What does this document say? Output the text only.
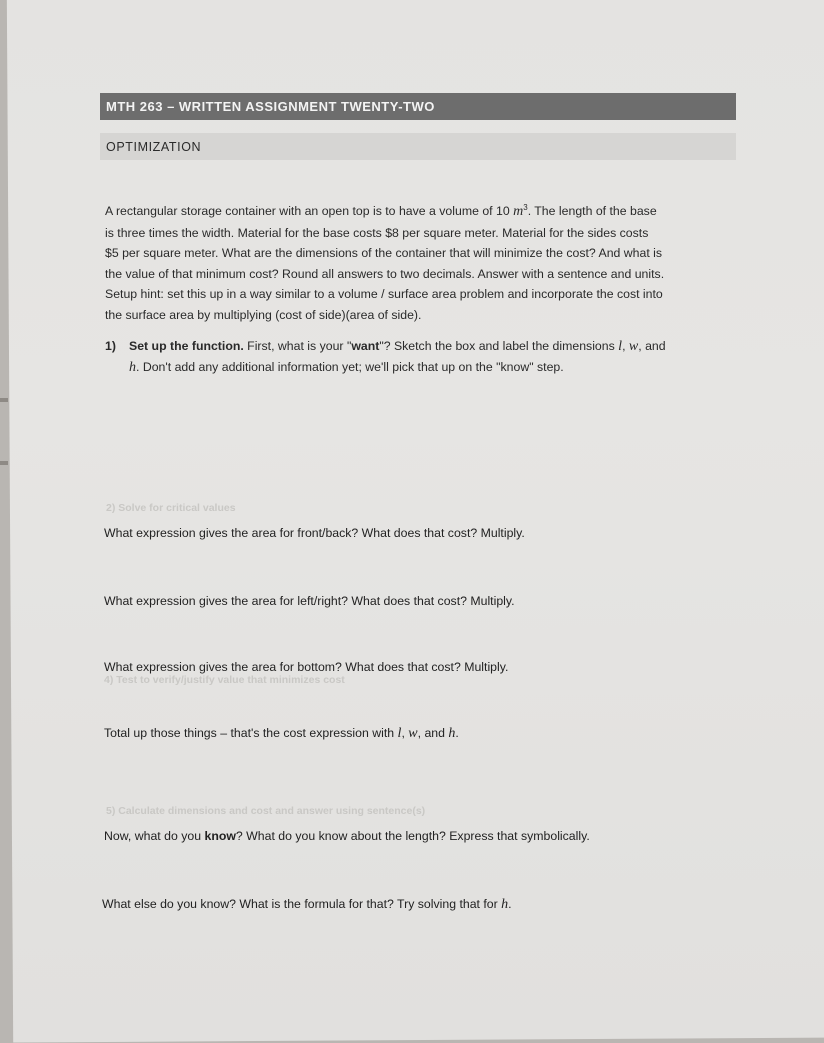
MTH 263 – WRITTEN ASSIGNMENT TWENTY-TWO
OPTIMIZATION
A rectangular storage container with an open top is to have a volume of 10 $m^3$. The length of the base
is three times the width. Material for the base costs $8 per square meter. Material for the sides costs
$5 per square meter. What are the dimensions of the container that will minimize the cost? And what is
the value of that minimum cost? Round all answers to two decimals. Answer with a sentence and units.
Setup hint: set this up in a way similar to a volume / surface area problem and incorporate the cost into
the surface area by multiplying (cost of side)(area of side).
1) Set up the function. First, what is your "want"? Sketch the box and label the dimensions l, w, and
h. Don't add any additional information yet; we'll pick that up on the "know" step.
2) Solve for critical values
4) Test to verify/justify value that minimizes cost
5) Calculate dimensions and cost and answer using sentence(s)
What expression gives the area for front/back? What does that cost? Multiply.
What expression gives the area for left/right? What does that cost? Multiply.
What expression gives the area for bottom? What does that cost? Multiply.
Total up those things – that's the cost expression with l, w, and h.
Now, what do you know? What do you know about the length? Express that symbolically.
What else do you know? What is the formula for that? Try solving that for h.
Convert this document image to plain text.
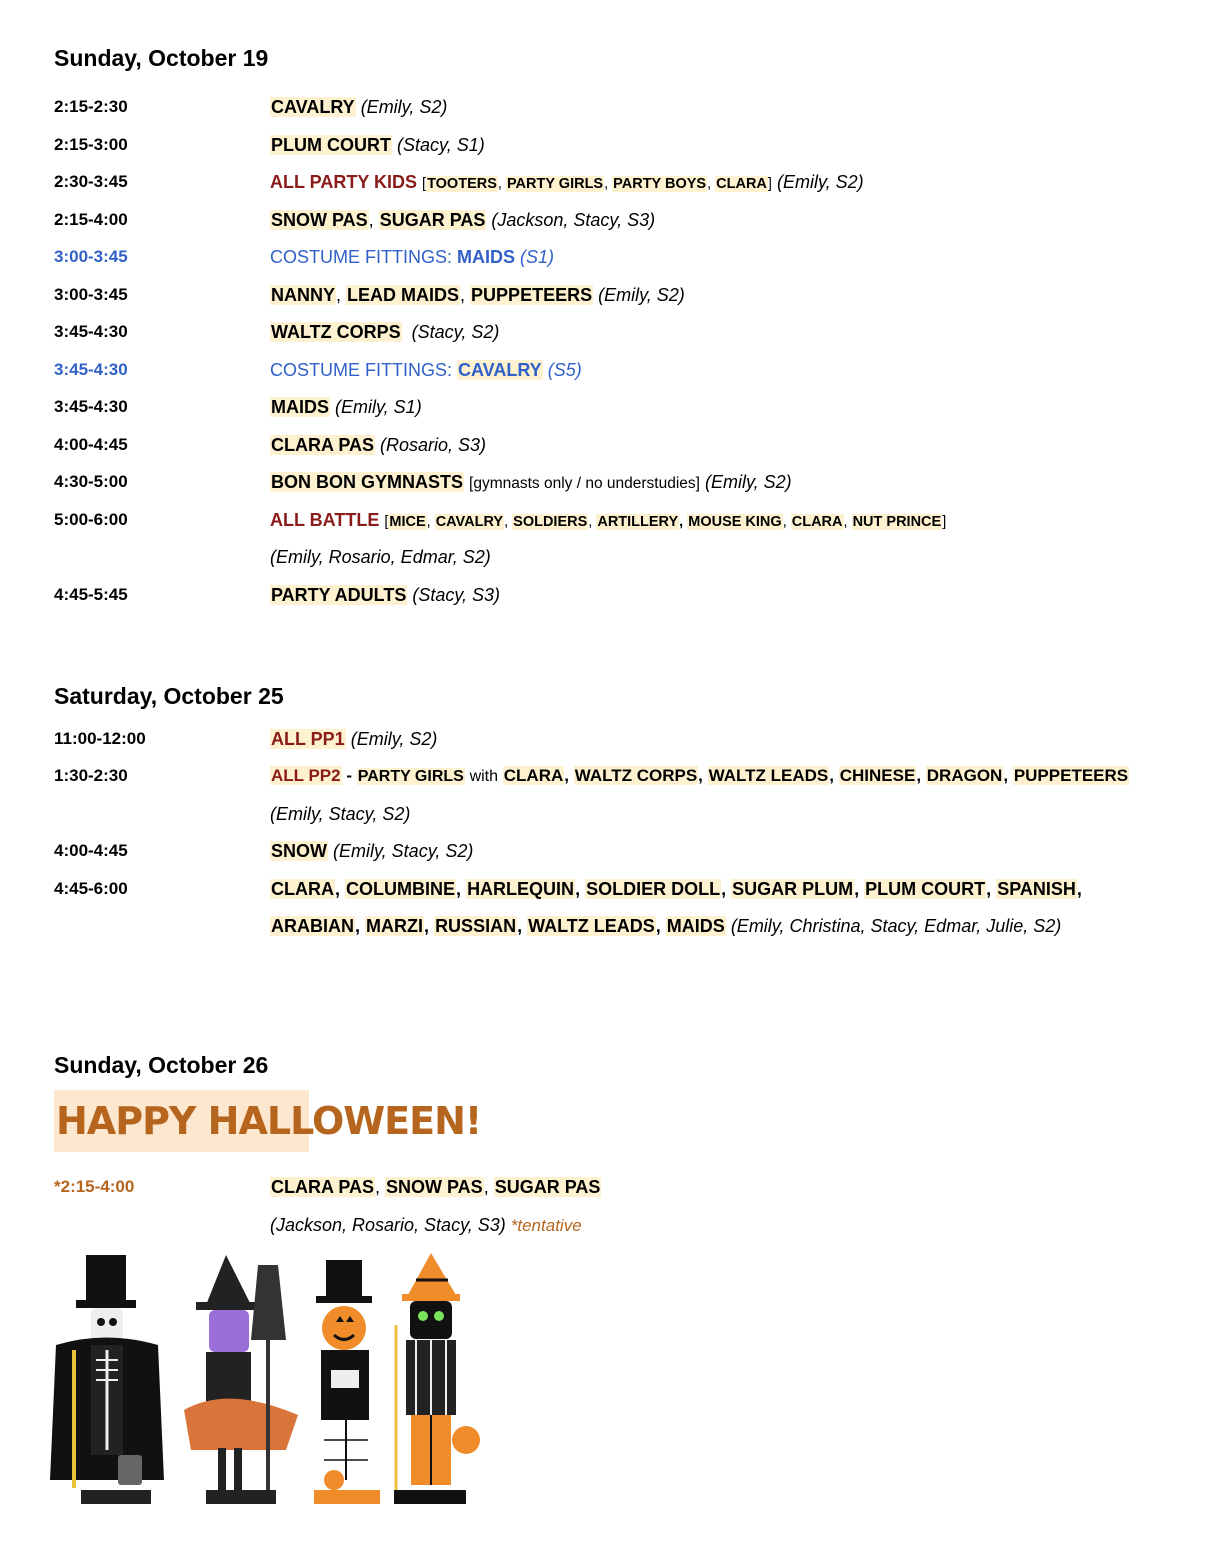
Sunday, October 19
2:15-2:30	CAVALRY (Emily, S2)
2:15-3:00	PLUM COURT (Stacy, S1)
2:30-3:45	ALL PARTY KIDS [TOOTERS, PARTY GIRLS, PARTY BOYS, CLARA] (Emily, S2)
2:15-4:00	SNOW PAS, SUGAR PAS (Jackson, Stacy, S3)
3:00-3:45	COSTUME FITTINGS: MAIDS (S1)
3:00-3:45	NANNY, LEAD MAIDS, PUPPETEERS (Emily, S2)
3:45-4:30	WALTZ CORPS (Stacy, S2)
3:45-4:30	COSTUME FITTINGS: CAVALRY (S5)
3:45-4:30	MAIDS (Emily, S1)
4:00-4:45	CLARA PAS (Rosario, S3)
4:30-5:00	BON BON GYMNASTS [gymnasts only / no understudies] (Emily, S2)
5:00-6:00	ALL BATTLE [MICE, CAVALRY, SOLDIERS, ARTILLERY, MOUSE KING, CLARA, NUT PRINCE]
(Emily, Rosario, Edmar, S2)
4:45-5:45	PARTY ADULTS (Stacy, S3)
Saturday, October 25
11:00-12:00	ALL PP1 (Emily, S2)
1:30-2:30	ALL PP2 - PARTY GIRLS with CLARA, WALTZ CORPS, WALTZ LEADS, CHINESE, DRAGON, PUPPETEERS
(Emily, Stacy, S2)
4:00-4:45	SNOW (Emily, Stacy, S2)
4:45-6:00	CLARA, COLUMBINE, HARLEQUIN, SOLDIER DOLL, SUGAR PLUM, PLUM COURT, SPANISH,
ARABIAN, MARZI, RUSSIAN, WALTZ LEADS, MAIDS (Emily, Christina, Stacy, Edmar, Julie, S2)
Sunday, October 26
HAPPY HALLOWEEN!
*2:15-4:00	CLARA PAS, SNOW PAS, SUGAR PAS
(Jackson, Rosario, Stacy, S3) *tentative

_ _ _

What needs to be done: Locate the word "Jackson" in the data above. Copy every line carrying it.

Written reply:
2:15-4:00	SNOW PAS, SUGAR PAS (Jackson, Stacy, S3)
(Jackson, Rosario, Stacy, S3) *tentative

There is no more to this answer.